═════ Page excerpt

Unhappy Relationship Surprises.


By David Joel Miller, MS, Licensed Therapist & Licensed Counselor.

Couple not talking

Couple’s problems.
Photo courtesy of Pixabay.com

Why your relationship won’t turn out the way you thought.

We humans have lots of relationships and no relationship is more important than the primary sexual, love relationship.  So many people enter into this relationship with great, wonderful hopes for how well it will turn out.  The truth is the majority, more than half of all marriages end in divorce.

For those who choose to live together without the benefit of marriage or who produce children even before they’ve gotten into the relationship, the chances of staying together are even lower.  How come everyone thinks their relationship will be different?  There are a few reasons why most relationships are full of surprises.

Some things will not “just work out.” Love will not conquer all.

The common premise is that we’re so in love our relationship will be better than other people’s.  The truth is some relationships just will not work out.  A great many of these relationships end in the first five years.  The early ending relationships usually were not good from the beginning.  There was an attraction but not much more.  Often these relationships were conflicted, with verbal and physical fights.  With that much conflict, no amount of love can overcome the difficulties.

What used to be cute will become annoying.

══════════

• [Problems to solve]:
1. Reproduce the relationship article between "Couple not talking" and "not conquer all.", inclusive, with "separation" in place of "divorce".
2. Write the next part of the article on unhappy relationship surprises, picking up after its last line.

═════ Records

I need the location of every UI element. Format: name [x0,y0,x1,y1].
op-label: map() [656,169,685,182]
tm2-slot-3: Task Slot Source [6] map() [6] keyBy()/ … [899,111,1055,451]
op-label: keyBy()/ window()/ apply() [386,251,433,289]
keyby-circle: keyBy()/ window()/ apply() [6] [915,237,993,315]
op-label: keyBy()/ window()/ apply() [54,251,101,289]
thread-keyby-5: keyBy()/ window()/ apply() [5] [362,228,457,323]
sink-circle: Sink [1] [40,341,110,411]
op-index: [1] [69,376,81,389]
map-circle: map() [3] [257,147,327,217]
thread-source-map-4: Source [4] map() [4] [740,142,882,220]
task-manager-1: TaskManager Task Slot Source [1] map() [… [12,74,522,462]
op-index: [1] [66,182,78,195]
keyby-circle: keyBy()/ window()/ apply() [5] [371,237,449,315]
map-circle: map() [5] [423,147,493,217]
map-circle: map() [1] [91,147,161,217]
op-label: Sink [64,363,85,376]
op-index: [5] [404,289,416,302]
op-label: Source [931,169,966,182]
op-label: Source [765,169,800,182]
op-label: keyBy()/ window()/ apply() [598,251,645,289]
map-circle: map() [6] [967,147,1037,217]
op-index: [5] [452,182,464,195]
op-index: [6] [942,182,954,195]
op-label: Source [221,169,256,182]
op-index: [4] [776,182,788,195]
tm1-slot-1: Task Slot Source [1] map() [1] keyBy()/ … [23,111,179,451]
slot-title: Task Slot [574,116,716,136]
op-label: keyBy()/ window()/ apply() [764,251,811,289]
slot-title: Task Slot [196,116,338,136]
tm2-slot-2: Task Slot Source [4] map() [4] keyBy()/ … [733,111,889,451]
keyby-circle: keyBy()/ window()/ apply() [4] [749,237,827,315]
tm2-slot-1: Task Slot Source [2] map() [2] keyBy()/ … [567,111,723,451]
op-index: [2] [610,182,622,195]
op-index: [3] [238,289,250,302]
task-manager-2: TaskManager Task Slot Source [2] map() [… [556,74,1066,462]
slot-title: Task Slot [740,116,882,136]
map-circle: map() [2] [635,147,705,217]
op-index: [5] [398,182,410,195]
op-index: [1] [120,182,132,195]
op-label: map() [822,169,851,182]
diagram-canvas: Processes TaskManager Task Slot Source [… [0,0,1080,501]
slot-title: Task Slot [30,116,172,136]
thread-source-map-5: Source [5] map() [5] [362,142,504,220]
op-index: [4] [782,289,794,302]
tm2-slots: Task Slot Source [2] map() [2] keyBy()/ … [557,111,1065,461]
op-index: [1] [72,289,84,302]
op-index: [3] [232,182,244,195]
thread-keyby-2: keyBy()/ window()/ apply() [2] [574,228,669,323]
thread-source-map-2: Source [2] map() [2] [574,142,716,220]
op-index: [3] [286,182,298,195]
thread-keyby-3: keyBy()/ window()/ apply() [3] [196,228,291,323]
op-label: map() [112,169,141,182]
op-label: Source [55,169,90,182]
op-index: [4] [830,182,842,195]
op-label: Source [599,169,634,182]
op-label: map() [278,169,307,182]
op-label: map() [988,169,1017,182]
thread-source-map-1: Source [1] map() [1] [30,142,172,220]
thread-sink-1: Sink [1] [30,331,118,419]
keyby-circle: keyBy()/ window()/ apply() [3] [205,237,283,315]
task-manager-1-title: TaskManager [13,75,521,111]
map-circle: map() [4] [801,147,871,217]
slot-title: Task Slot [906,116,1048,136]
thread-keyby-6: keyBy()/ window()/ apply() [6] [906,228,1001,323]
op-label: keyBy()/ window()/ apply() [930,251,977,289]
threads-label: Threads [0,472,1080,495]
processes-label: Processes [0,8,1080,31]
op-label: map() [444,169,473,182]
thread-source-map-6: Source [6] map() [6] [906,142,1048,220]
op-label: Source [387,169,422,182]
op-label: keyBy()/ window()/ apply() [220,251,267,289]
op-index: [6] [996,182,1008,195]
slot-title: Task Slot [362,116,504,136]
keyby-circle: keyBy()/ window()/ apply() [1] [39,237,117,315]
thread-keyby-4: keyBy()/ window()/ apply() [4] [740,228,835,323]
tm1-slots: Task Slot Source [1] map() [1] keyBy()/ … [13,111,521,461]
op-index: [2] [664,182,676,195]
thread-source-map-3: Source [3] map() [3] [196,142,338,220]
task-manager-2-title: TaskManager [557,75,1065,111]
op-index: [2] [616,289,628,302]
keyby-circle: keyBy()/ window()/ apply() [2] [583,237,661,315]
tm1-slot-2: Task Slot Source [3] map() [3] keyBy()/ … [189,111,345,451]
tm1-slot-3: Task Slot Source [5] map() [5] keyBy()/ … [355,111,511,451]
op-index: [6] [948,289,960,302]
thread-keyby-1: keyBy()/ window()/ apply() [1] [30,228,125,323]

══════════

• [Solved problems]:
1.
Couple not talking

Couple’s problems.
Photo courtesy of Pixabay.com

Why your relationship won’t turn out the way you thought.

We humans have lots of relationships and no relationship is more important than the primary sexual, love relationship.  So many people enter into this relationship with great, wonderful hopes for how well it will turn out.  The truth is the majority, more than half of all marriages end in separation.

For those who choose to live together without the benefit of marriage or who produce children even before they’ve gotten into the relationship, the chances of staying together are even lower.  How come everyone thinks their relationship will be different?  There are a few reasons why most relationships are full of surprises.

Some things will not “just work out.” Love will not conquer all.

2.
People who decide to work on their relationship, try to fix things, often come to marriage counseling with a long list of things about their partner they find upsetting.  It’s common for those things that are upsetting to be the very things that attracted the two people in the first place.

He was exciting, but after a few months, that exciting becomes irresponsible.  She was stable with a level head on her shoulders, that stability becomes a stick-in-the-mud who never wants to do anything fun or take any chances.

Your partner will not change the way you want.

There is an old saying, men choose women and hope they will never change, women always pick men and hope they will change.  Getting into relationships expecting that once together your partner will change in some particular way is a recipe for failure.  While your partner likely will change, it is likely to be in any direction other than the one you hope for.

They will change in ways you wish they hadn’t.

Lots of the change your partner will undergo will be in directions you didn’t expect.  The partner who used to buy things for you will become the one who doesn’t want to spend any money.

That guy they used to be so much fun and joked with you is likely to turn into the one that flirts with every other girl.

Fifty-Fifty relationships do not work. It will be more like 80-80.

Couples who expect their relationships to be 50/50 are usually in for a shock.  Both partners in a relationship typically think that they’re doing far more than the other partner.  Someone estimated that successful relationships are more like 80 – 80.

There will be a lot more pain, trauma, and grief than you expected.

The one thing you can expect for sure is the unexpected.  Movies and fairy tales always end with a wedding.  What they don’t show are the hard times, the times when things go in the wrong direction.

The real world of relationships involves pain.  There may well be, losses and grief.  That happiness ever after quickly turns to after.

Your partner will do and say things you don’t expect.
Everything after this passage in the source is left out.